*TASK DETAILS*. Scan the listing below and copy every line holding "Threaded".

┄┄┄┄┄┄┄┄┄┄┄┄┄┄┄┄┄┄┄┄

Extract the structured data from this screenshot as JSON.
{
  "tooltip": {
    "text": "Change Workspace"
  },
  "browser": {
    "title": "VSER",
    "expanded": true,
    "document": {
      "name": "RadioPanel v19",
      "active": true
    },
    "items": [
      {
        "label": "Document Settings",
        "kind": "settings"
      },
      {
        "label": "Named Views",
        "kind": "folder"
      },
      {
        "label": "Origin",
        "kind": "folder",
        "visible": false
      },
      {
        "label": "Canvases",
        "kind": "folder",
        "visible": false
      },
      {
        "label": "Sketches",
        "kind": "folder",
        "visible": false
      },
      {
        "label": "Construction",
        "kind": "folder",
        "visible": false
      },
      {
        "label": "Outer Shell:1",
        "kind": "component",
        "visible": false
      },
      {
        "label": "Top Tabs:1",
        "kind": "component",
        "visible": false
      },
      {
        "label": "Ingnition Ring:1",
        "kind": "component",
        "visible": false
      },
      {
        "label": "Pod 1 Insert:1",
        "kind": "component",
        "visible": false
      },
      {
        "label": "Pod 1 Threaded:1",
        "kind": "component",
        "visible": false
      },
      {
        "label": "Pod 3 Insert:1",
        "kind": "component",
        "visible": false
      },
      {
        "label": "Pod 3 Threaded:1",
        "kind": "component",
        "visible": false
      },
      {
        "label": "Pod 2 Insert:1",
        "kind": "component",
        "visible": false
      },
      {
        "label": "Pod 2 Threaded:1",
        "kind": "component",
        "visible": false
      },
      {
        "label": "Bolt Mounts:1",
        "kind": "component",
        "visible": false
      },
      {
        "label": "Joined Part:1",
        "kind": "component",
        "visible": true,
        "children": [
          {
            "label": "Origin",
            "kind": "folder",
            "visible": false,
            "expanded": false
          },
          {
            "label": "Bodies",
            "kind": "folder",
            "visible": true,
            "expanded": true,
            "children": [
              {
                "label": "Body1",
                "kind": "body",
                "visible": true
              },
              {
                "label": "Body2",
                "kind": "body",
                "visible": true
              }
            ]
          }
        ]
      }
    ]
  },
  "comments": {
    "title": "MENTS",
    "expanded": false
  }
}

┄┄┄┄┄┄┄┄┄┄┄┄┄┄┄┄┄┄┄┄

*WORKED ANSWER*.
        "label": "Pod 1 Threaded:1",
        "label": "Pod 3 Threaded:1",
        "label": "Pod 2 Threaded:1",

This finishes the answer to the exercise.